### Instructions to follow:
Will you quote all of the entries, word for word?

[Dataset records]
□ □ □
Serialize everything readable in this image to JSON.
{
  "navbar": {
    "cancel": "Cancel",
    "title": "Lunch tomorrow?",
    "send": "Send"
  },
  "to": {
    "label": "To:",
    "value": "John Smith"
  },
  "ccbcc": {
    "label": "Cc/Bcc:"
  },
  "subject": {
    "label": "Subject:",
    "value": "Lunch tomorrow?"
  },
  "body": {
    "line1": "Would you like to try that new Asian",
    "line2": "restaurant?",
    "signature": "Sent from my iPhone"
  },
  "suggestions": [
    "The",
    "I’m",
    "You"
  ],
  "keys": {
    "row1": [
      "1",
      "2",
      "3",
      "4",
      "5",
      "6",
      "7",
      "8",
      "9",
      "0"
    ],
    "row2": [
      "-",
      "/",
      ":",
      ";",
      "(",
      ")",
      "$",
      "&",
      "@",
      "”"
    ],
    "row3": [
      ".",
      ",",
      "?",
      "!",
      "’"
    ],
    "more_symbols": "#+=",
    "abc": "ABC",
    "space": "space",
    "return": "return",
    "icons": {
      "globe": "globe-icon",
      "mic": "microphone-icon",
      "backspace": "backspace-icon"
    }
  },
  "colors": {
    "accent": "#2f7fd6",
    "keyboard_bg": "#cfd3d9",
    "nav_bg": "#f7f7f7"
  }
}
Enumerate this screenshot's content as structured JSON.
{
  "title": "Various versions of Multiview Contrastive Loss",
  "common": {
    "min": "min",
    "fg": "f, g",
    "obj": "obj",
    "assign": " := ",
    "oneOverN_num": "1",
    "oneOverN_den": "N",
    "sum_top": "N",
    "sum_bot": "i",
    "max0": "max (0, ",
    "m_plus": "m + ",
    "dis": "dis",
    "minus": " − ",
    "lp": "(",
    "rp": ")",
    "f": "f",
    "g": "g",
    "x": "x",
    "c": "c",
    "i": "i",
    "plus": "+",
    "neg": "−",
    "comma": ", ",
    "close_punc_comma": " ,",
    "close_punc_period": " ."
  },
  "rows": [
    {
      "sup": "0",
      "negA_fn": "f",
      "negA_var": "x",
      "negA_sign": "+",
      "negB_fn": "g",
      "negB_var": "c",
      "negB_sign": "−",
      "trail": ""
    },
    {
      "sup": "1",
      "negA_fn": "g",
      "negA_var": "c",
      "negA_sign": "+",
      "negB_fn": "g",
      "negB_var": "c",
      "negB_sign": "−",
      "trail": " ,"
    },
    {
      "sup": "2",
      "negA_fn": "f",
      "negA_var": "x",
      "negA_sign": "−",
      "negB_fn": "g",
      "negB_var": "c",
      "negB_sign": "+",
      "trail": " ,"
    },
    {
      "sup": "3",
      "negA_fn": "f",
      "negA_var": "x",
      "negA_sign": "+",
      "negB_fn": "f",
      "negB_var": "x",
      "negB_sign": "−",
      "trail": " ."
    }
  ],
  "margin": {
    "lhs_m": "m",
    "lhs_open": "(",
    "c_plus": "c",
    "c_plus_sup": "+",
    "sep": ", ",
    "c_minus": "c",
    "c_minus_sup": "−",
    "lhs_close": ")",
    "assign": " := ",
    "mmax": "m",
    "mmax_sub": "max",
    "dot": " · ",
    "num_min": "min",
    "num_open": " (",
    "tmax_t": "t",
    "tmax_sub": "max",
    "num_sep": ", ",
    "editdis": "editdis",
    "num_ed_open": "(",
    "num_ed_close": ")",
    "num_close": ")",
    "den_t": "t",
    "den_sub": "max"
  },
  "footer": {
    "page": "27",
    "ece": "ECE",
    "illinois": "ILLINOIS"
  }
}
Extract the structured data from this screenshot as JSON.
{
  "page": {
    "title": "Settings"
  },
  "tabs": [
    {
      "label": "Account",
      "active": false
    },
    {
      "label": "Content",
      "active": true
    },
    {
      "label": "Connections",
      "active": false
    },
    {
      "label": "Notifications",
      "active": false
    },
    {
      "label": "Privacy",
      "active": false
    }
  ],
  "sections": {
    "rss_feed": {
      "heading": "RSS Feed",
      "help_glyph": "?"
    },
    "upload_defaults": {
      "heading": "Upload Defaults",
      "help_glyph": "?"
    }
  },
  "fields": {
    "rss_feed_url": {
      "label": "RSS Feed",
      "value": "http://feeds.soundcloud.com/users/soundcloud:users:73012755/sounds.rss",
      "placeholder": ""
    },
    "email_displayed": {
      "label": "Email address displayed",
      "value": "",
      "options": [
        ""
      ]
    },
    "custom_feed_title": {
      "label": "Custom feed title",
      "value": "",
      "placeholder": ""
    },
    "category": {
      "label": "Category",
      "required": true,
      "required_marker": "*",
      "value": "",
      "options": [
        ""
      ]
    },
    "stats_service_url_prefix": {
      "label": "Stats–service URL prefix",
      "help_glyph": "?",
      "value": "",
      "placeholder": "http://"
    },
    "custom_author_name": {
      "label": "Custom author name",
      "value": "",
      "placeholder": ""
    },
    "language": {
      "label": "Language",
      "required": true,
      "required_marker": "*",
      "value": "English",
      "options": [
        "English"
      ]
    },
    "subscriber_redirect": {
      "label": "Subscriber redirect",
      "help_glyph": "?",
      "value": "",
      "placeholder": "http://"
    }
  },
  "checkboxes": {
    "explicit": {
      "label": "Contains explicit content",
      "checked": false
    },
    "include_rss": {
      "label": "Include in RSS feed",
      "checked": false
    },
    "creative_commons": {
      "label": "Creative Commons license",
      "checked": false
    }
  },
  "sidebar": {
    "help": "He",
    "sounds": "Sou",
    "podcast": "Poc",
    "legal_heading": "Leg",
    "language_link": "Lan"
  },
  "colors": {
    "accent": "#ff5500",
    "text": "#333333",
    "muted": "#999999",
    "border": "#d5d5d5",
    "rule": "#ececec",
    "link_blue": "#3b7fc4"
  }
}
□ □ □
### Solution for this task:
Serialize everything readable in this image to JSON.
{
  "navbar": {
    "cancel": "Cancel",
    "title": "Lunch tomorrow?",
    "send": "Send"
  },
  "to": {
    "label": "To:",
    "value": "John Smith"
  },
  "ccbcc": {
    "label": "Cc/Bcc:"
  },
  "subject": {
    "label": "Subject:",
    "value": "Lunch tomorrow?"
  },
  "body": {
    "line1": "Would you like to try that new Asian",
    "line2": "restaurant?",
    "signature": "Sent from my iPhone"
  },
  "suggestions": [
    "The",
    "I’m",
    "You"
  ],
  "keys": {
    "row1": [
      "1",
      "2",
      "3",
      "4",
      "5",
      "6",
      "7",
      "8",
      "9",
      "0"
    ],
    "row2": [
      "-",
      "/",
      ":",
      ";",
      "(",
      ")",
      "$",
      "&",
      "@",
      "”"
    ],
    "row3": [
      ".",
      ",",
      "?",
      "!",
      "’"
    ],
    "more_symbols": "#+=",
    "abc": "ABC",
    "space": "space",
    "return": "return",
    "icons": {
      "globe": "globe-icon",
      "mic": "microphone-icon",
      "backspace": "backspace-icon"
    }
  },
  "colors": {
    "accent": "#2f7fd6",
    "keyboard_bg": "#cfd3d9",
    "nav_bg": "#f7f7f7"
  }
}
Enumerate this screenshot's content as structured JSON.
{
  "title": "Various versions of Multiview Contrastive Loss",
  "common": {
    "min": "min",
    "fg": "f, g",
    "obj": "obj",
    "assign": " := ",
    "oneOverN_num": "1",
    "oneOverN_den": "N",
    "sum_top": "N",
    "sum_bot": "i",
    "max0": "max (0, ",
    "m_plus": "m + ",
    "dis": "dis",
    "minus": " − ",
    "lp": "(",
    "rp": ")",
    "f": "f",
    "g": "g",
    "x": "x",
    "c": "c",
    "i": "i",
    "plus": "+",
    "neg": "−",
    "comma": ", ",
    "close_punc_comma": " ,",
    "close_punc_period": " ."
  },
  "rows": [
    {
      "sup": "0",
      "negA_fn": "f",
      "negA_var": "x",
      "negA_sign": "+",
      "negB_fn": "g",
      "negB_var": "c",
      "negB_sign": "−",
      "trail": ""
    },
    {
      "sup": "1",
      "negA_fn": "g",
      "negA_var": "c",
      "negA_sign": "+",
      "negB_fn": "g",
      "negB_var": "c",
      "negB_sign": "−",
      "trail": " ,"
    },
    {
      "sup": "2",
      "negA_fn": "f",
      "negA_var": "x",
      "negA_sign": "−",
      "negB_fn": "g",
      "negB_var": "c",
      "negB_sign": "+",
      "trail": " ,"
    },
    {
      "sup": "3",
      "negA_fn": "f",
      "negA_var": "x",
      "negA_sign": "+",
      "negB_fn": "f",
      "negB_var": "x",
      "negB_sign": "−",
      "trail": " ."
    }
  ],
  "margin": {
    "lhs_m": "m",
    "lhs_open": "(",
    "c_plus": "c",
    "c_plus_sup": "+",
    "sep": ", ",
    "c_minus": "c",
    "c_minus_sup": "−",
    "lhs_close": ")",
    "assign": " := ",
    "mmax": "m",
    "mmax_sub": "max",
    "dot": " · ",
    "num_min": "min",
    "num_open": " (",
    "tmax_t": "t",
    "tmax_sub": "max",
    "num_sep": ", ",
    "editdis": "editdis",
    "num_ed_open": "(",
    "num_ed_close": ")",
    "num_close": ")",
    "den_t": "t",
    "den_sub": "max"
  },
  "footer": {
    "page": "27",
    "ece": "ECE",
    "illinois": "ILLINOIS"
  }
}
Extract the structured data from this screenshot as JSON.
{
  "page": {
    "title": "Settings"
  },
  "tabs": [
    {
      "label": "Account",
      "active": false
    },
    {
      "label": "Content",
      "active": true
    },
    {
      "label": "Connections",
      "active": false
    },
    {
      "label": "Notifications",
      "active": false
    },
    {
      "label": "Privacy",
      "active": false
    }
  ],
  "sections": {
    "rss_feed": {
      "heading": "RSS Feed",
      "help_glyph": "?"
    },
    "upload_defaults": {
      "heading": "Upload Defaults",
      "help_glyph": "?"
    }
  },
  "fields": {
    "rss_feed_url": {
      "label": "RSS Feed",
      "value": "http://feeds.soundcloud.com/users/soundcloud:users:73012755/sounds.rss",
      "placeholder": ""
    },
    "email_displayed": {
      "label": "Email address displayed",
      "value": "",
      "options": [
        ""
      ]
    },
    "custom_feed_title": {
      "label": "Custom feed title",
      "value": "",
      "placeholder": ""
    },
    "category": {
      "label": "Category",
      "required": true,
      "required_marker": "*",
      "value": "",
      "options": [
        ""
      ]
    },
    "stats_service_url_prefix": {
      "label": "Stats–service URL prefix",
      "help_glyph": "?",
      "value": "",
      "placeholder": "http://"
    },
    "custom_author_name": {
      "label": "Custom author name",
      "value": "",
      "placeholder": ""
    },
    "language": {
      "label": "Language",
      "required": true,
      "required_marker": "*",
      "value": "English",
      "options": [
        "English"
      ]
    },
    "subscriber_redirect": {
      "label": "Subscriber redirect",
      "help_glyph": "?",
      "value": "",
      "placeholder": "http://"
    }
  },
  "checkboxes": {
    "explicit": {
      "label": "Contains explicit content",
      "checked": false
    },
    "include_rss": {
      "label": "Include in RSS feed",
      "checked": false
    },
    "creative_commons": {
      "label": "Creative Commons license",
      "checked": false
    }
  },
  "sidebar": {
    "help": "He",
    "sounds": "Sou",
    "podcast": "Poc",
    "legal_heading": "Leg",
    "language_link": "Lan"
  },
  "colors": {
    "accent": "#ff5500",
    "text": "#333333",
    "muted": "#999999",
    "border": "#d5d5d5",
    "rule": "#ececec",
    "link_blue": "#3b7fc4"
  }
}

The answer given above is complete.